_YOUR OBJECTIVE_
Copy each of the following entries verbatim, line for line, preserving every character, coordinate, and spacing.

+++ DATA EXCERPTS

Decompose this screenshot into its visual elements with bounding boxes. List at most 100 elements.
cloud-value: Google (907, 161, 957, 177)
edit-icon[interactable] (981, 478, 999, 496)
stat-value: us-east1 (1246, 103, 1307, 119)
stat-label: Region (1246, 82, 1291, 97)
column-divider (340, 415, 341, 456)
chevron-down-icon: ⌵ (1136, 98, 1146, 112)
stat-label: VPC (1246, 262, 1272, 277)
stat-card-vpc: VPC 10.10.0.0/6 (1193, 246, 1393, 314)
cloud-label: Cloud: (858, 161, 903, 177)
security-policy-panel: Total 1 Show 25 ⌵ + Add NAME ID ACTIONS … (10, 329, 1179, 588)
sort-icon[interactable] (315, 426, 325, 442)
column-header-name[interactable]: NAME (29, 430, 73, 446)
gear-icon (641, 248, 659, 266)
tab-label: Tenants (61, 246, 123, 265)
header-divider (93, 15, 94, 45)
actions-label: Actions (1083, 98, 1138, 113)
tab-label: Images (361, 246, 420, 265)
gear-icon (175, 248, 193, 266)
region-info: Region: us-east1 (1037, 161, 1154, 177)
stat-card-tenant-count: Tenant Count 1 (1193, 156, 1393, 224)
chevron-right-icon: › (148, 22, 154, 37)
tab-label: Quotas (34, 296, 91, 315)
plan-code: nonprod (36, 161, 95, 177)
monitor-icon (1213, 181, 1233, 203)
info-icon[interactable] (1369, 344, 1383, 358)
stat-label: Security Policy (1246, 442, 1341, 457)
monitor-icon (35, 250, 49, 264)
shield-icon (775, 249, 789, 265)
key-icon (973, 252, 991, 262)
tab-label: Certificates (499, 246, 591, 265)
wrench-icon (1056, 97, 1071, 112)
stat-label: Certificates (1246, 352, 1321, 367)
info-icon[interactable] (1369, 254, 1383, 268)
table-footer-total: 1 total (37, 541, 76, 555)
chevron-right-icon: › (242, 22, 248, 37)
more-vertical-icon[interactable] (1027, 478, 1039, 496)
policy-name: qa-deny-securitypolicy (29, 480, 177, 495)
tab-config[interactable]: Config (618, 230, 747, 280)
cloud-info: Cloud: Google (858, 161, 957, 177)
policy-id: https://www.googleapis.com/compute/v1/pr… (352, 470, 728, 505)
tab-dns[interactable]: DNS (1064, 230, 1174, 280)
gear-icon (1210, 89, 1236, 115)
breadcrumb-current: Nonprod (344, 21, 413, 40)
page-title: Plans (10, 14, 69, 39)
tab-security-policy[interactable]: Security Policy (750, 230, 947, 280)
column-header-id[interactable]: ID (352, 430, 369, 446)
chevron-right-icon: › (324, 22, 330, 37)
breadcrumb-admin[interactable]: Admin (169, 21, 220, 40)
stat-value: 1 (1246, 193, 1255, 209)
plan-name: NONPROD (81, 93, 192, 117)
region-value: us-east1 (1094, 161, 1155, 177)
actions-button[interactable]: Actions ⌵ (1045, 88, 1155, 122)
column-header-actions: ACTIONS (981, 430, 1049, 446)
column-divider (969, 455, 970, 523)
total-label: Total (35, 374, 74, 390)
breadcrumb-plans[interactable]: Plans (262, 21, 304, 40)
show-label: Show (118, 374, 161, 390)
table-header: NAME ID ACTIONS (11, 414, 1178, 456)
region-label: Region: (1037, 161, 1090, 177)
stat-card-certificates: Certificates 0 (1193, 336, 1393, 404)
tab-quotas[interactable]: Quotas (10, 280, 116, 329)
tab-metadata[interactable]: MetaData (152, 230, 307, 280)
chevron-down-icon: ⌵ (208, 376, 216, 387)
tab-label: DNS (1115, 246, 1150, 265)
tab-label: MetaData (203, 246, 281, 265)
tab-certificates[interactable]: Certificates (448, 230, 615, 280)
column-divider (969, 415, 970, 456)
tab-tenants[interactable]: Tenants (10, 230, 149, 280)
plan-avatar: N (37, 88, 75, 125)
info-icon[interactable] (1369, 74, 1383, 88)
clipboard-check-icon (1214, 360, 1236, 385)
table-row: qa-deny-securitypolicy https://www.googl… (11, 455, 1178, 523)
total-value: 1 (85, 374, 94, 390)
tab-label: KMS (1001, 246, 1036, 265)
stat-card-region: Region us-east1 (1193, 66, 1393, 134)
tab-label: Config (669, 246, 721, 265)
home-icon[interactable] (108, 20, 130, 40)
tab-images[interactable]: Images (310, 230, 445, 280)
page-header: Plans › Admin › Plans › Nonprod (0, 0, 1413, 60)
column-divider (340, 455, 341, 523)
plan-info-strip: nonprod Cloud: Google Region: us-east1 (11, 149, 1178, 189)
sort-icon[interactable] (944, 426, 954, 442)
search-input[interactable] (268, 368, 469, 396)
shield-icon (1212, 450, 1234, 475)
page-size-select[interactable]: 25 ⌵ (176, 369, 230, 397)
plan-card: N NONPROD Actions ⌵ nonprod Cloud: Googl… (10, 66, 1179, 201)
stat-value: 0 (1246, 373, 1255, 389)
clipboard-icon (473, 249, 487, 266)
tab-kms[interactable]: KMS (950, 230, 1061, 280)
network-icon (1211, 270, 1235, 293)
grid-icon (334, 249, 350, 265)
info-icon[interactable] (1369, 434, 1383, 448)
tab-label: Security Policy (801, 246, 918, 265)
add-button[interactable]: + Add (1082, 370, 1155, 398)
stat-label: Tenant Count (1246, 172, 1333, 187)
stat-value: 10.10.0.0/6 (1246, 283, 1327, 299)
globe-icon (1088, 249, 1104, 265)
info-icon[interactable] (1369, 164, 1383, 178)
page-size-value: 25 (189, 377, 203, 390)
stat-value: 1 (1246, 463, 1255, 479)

++++++

_TASK RESPONSE_
Decompose this screenshot into its visual elements with bounding boxes. List at most 100 elements.
cloud-value: Google (907, 161, 957, 177)
edit-icon[interactable] (981, 478, 999, 496)
stat-value: us-east1 (1246, 103, 1307, 119)
stat-label: Region (1246, 82, 1291, 97)
column-divider (340, 415, 341, 456)
chevron-down-icon: ⌵ (1136, 98, 1146, 112)
stat-label: VPC (1246, 262, 1272, 277)
stat-card-vpc: VPC 10.10.0.0/6 (1193, 246, 1393, 314)
cloud-label: Cloud: (858, 161, 903, 177)
security-policy-panel: Total 1 Show 25 ⌵ + Add NAME ID ACTIONS … (10, 329, 1179, 588)
sort-icon[interactable] (315, 426, 325, 442)
column-header-name[interactable]: NAME (29, 430, 73, 446)
gear-icon (641, 248, 659, 266)
tab-label: Tenants (61, 246, 123, 265)
header-divider (93, 15, 94, 45)
actions-label: Actions (1083, 98, 1138, 113)
tab-label: Images (361, 246, 420, 265)
gear-icon (175, 248, 193, 266)
region-info: Region: us-east1 (1037, 161, 1154, 177)
stat-card-tenant-count: Tenant Count 1 (1193, 156, 1393, 224)
chevron-right-icon: › (148, 22, 154, 37)
tab-label: Quotas (34, 296, 91, 315)
plan-code: nonprod (36, 161, 95, 177)
monitor-icon (1213, 181, 1233, 203)
info-icon[interactable] (1369, 344, 1383, 358)
stat-label: Security Policy (1246, 442, 1341, 457)
monitor-icon (35, 250, 49, 264)
shield-icon (775, 249, 789, 265)
key-icon (973, 252, 991, 262)
tab-label: Certificates (499, 246, 591, 265)
wrench-icon (1056, 97, 1071, 112)
stat-label: Certificates (1246, 352, 1321, 367)
info-icon[interactable] (1369, 254, 1383, 268)
table-footer-total: 1 total (37, 541, 76, 555)
chevron-right-icon: › (242, 22, 248, 37)
more-vertical-icon[interactable] (1027, 478, 1039, 496)
policy-name: qa-deny-securitypolicy (29, 480, 177, 495)
tab-config[interactable]: Config (618, 230, 747, 280)
cloud-info: Cloud: Google (858, 161, 957, 177)
policy-id: https://www.googleapis.com/compute/v1/pr… (352, 470, 728, 505)
tab-dns[interactable]: DNS (1064, 230, 1174, 280)
gear-icon (1210, 89, 1236, 115)
breadcrumb-current: Nonprod (344, 21, 413, 40)
page-title: Plans (10, 14, 69, 39)
tab-security-policy[interactable]: Security Policy (750, 230, 947, 280)
column-header-id[interactable]: ID (352, 430, 369, 446)
chevron-right-icon: › (324, 22, 330, 37)
breadcrumb-admin[interactable]: Admin (169, 21, 220, 40)
stat-value: 1 (1246, 193, 1255, 209)
plan-name: NONPROD (81, 93, 192, 117)
region-value: us-east1 (1094, 161, 1155, 177)
actions-button[interactable]: Actions ⌵ (1045, 88, 1155, 122)
column-header-actions: ACTIONS (981, 430, 1049, 446)
column-divider (969, 455, 970, 523)
total-label: Total (35, 374, 74, 390)
breadcrumb-plans[interactable]: Plans (262, 21, 304, 40)
show-label: Show (118, 374, 161, 390)
table-header: NAME ID ACTIONS (11, 414, 1178, 456)
region-label: Region: (1037, 161, 1090, 177)
stat-card-certificates: Certificates 0 (1193, 336, 1393, 404)
tab-quotas[interactable]: Quotas (10, 280, 116, 329)
tab-metadata[interactable]: MetaData (152, 230, 307, 280)
chevron-down-icon: ⌵ (208, 376, 216, 387)
tab-label: DNS (1115, 246, 1150, 265)
tab-label: MetaData (203, 246, 281, 265)
tab-certificates[interactable]: Certificates (448, 230, 615, 280)
column-divider (969, 415, 970, 456)
tab-tenants[interactable]: Tenants (10, 230, 149, 280)
plan-avatar: N (37, 88, 75, 125)
info-icon[interactable] (1369, 74, 1383, 88)
clipboard-check-icon (1214, 360, 1236, 385)
table-row: qa-deny-securitypolicy https://www.googl… (11, 455, 1178, 523)
total-value: 1 (85, 374, 94, 390)
tab-label: KMS (1001, 246, 1036, 265)
stat-card-region: Region us-east1 (1193, 66, 1393, 134)
tab-label: Config (669, 246, 721, 265)
home-icon[interactable] (108, 20, 130, 40)
tab-images[interactable]: Images (310, 230, 445, 280)
page-header: Plans › Admin › Plans › Nonprod (0, 0, 1413, 60)
column-divider (340, 455, 341, 523)
plan-info-strip: nonprod Cloud: Google Region: us-east1 (11, 149, 1178, 189)
sort-icon[interactable] (944, 426, 954, 442)
search-input[interactable] (268, 368, 469, 396)
shield-icon (1212, 450, 1234, 475)
page-size-select[interactable]: 25 ⌵ (176, 369, 230, 397)
plan-card: N NONPROD Actions ⌵ nonprod Cloud: Googl… (10, 66, 1179, 201)
stat-value: 0 (1246, 373, 1255, 389)
clipboard-icon (473, 249, 487, 266)
tab-kms[interactable]: KMS (950, 230, 1061, 280)
network-icon (1211, 270, 1235, 293)
grid-icon (334, 249, 350, 265)
info-icon[interactable] (1369, 434, 1383, 448)
tab-label: Security Policy (801, 246, 918, 265)
add-button[interactable]: + Add (1082, 370, 1155, 398)
stat-label: Tenant Count (1246, 172, 1333, 187)
stat-value: 10.10.0.0/6 (1246, 283, 1327, 299)
globe-icon (1088, 249, 1104, 265)
info-icon[interactable] (1369, 164, 1383, 178)
page-size-value: 25 (189, 377, 203, 390)
stat-value: 1 (1246, 463, 1255, 479)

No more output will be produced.